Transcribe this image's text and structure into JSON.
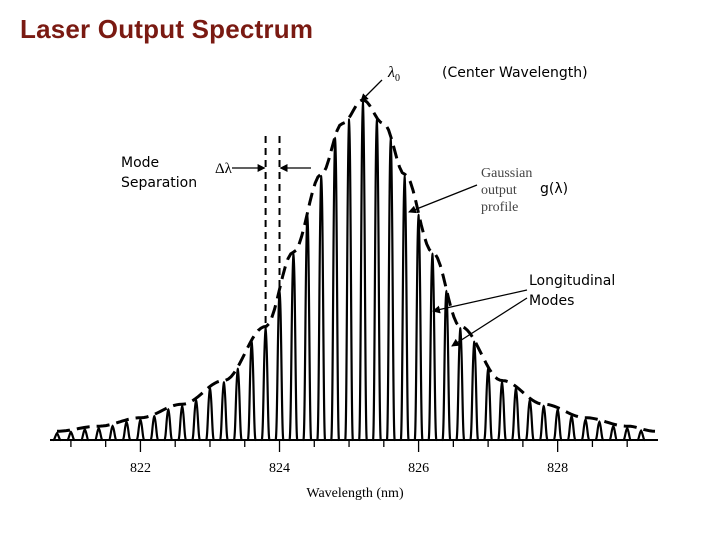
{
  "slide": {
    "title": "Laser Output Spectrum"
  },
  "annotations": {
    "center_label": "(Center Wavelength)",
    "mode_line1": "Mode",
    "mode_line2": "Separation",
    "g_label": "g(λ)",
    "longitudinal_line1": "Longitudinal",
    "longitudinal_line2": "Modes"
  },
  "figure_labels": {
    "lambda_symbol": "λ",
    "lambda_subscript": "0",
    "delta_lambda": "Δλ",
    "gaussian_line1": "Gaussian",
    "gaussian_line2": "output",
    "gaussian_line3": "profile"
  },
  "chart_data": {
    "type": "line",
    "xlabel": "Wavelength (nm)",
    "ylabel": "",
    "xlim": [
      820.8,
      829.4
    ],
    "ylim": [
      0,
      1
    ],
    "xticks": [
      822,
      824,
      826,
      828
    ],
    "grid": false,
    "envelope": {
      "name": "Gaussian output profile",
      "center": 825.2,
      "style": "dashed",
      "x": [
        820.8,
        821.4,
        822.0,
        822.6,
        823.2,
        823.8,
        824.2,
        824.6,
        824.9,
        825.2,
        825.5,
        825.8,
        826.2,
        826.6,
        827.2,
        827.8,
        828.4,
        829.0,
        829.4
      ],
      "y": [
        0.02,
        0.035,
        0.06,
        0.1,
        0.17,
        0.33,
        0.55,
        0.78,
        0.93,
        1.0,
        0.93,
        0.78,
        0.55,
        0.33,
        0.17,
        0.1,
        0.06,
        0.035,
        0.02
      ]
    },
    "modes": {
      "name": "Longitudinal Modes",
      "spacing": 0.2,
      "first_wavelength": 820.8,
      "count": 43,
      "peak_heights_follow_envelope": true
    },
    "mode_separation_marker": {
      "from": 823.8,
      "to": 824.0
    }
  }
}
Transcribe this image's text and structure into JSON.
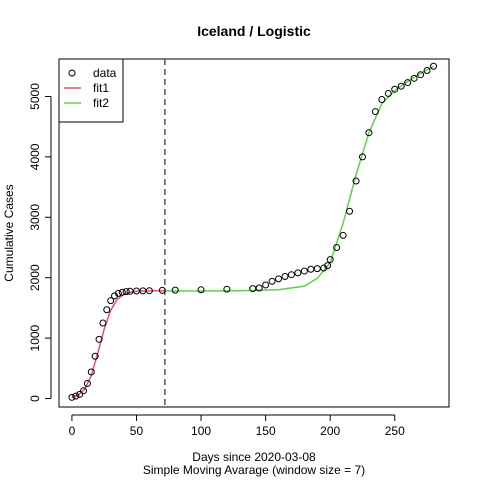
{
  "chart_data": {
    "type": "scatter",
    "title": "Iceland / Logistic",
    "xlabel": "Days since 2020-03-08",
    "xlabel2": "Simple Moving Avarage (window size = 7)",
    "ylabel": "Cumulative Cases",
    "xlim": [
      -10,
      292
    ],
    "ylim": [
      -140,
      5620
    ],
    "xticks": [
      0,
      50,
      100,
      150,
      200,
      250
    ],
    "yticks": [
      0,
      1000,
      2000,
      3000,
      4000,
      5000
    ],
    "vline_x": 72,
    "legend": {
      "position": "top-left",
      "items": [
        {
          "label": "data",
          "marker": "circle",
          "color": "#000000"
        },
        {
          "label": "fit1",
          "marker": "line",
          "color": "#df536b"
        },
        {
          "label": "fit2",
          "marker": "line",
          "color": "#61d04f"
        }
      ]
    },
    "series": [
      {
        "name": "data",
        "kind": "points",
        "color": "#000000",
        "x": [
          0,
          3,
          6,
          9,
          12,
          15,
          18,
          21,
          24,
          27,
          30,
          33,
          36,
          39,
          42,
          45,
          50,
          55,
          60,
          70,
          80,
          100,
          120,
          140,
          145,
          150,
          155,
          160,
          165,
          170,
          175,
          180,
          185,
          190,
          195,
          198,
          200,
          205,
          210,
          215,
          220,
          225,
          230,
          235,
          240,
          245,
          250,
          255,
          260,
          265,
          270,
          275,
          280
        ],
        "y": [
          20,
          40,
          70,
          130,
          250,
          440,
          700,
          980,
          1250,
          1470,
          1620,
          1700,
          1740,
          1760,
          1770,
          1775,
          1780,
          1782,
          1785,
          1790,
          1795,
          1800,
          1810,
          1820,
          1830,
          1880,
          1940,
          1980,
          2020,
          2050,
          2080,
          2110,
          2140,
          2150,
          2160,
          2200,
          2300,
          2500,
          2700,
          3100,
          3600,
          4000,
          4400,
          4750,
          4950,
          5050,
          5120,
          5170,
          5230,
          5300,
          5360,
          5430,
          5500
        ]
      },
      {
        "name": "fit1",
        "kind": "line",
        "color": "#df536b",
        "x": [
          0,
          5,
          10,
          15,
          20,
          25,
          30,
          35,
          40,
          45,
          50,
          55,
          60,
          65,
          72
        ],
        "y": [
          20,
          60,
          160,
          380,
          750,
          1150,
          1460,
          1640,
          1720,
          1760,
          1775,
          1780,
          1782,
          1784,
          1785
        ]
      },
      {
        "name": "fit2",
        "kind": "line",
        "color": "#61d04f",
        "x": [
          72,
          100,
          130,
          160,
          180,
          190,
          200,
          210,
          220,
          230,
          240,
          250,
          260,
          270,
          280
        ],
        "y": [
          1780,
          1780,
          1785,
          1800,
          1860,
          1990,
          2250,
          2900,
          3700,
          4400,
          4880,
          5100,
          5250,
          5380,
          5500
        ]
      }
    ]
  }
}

- - -

### DIRECTIONS FOR THIS TASK:
Transcribe the complete set of entries verbatim. No pictures belong in the copy.

### THE ANSWER:
Transcribe this image's text and structure into JSON.
{
  "slide": {
    "title": "Laser Output Spectrum"
  },
  "annotations": {
    "center_label": "(Center Wavelength)",
    "mode_line1": "Mode",
    "mode_line2": "Separation",
    "g_label": "g(λ)",
    "longitudinal_line1": "Longitudinal",
    "longitudinal_line2": "Modes"
  },
  "figure_labels": {
    "lambda_symbol": "λ",
    "lambda_subscript": "0",
    "delta_lambda": "Δλ",
    "gaussian_line1": "Gaussian",
    "gaussian_line2": "output",
    "gaussian_line3": "profile"
  },
  "chart_data": {
    "type": "line",
    "xlabel": "Wavelength (nm)",
    "ylabel": "",
    "xlim": [
      820.8,
      829.4
    ],
    "ylim": [
      0,
      1
    ],
    "xticks": [
      822,
      824,
      826,
      828
    ],
    "grid": false,
    "envelope": {
      "name": "Gaussian output profile",
      "center": 825.2,
      "style": "dashed",
      "x": [
        820.8,
        821.4,
        822.0,
        822.6,
        823.2,
        823.8,
        824.2,
        824.6,
        824.9,
        825.2,
        825.5,
        825.8,
        826.2,
        826.6,
        827.2,
        827.8,
        828.4,
        829.0,
        829.4
      ],
      "y": [
        0.02,
        0.035,
        0.06,
        0.1,
        0.17,
        0.33,
        0.55,
        0.78,
        0.93,
        1.0,
        0.93,
        0.78,
        0.55,
        0.33,
        0.17,
        0.1,
        0.06,
        0.035,
        0.02
      ]
    },
    "modes": {
      "name": "Longitudinal Modes",
      "spacing": 0.2,
      "first_wavelength": 820.8,
      "count": 43,
      "peak_heights_follow_envelope": true
    },
    "mode_separation_marker": {
      "from": 823.8,
      "to": 824.0
    }
  }
}
Transcribe this image's text and structure into JSON.
{
  "chart_data": {
    "type": "scatter",
    "title": "Iceland / Logistic",
    "xlabel": "Days since 2020-03-08",
    "xlabel2": "Simple Moving Avarage (window size = 7)",
    "ylabel": "Cumulative Cases",
    "xlim": [
      -10,
      292
    ],
    "ylim": [
      -140,
      5620
    ],
    "xticks": [
      0,
      50,
      100,
      150,
      200,
      250
    ],
    "yticks": [
      0,
      1000,
      2000,
      3000,
      4000,
      5000
    ],
    "vline_x": 72,
    "legend": {
      "position": "top-left",
      "items": [
        {
          "label": "data",
          "marker": "circle",
          "color": "#000000"
        },
        {
          "label": "fit1",
          "marker": "line",
          "color": "#df536b"
        },
        {
          "label": "fit2",
          "marker": "line",
          "color": "#61d04f"
        }
      ]
    },
    "series": [
      {
        "name": "data",
        "kind": "points",
        "color": "#000000",
        "x": [
          0,
          3,
          6,
          9,
          12,
          15,
          18,
          21,
          24,
          27,
          30,
          33,
          36,
          39,
          42,
          45,
          50,
          55,
          60,
          70,
          80,
          100,
          120,
          140,
          145,
          150,
          155,
          160,
          165,
          170,
          175,
          180,
          185,
          190,
          195,
          198,
          200,
          205,
          210,
          215,
          220,
          225,
          230,
          235,
          240,
          245,
          250,
          255,
          260,
          265,
          270,
          275,
          280
        ],
        "y": [
          20,
          40,
          70,
          130,
          250,
          440,
          700,
          980,
          1250,
          1470,
          1620,
          1700,
          1740,
          1760,
          1770,
          1775,
          1780,
          1782,
          1785,
          1790,
          1795,
          1800,
          1810,
          1820,
          1830,
          1880,
          1940,
          1980,
          2020,
          2050,
          2080,
          2110,
          2140,
          2150,
          2160,
          2200,
          2300,
          2500,
          2700,
          3100,
          3600,
          4000,
          4400,
          4750,
          4950,
          5050,
          5120,
          5170,
          5230,
          5300,
          5360,
          5430,
          5500
        ]
      },
      {
        "name": "fit1",
        "kind": "line",
        "color": "#df536b",
        "x": [
          0,
          5,
          10,
          15,
          20,
          25,
          30,
          35,
          40,
          45,
          50,
          55,
          60,
          65,
          72
        ],
        "y": [
          20,
          60,
          160,
          380,
          750,
          1150,
          1460,
          1640,
          1720,
          1760,
          1775,
          1780,
          1782,
          1784,
          1785
        ]
      },
      {
        "name": "fit2",
        "kind": "line",
        "color": "#61d04f",
        "x": [
          72,
          100,
          130,
          160,
          180,
          190,
          200,
          210,
          220,
          230,
          240,
          250,
          260,
          270,
          280
        ],
        "y": [
          1780,
          1780,
          1785,
          1800,
          1860,
          1990,
          2250,
          2900,
          3700,
          4400,
          4880,
          5100,
          5250,
          5380,
          5500
        ]
      }
    ]
  }
}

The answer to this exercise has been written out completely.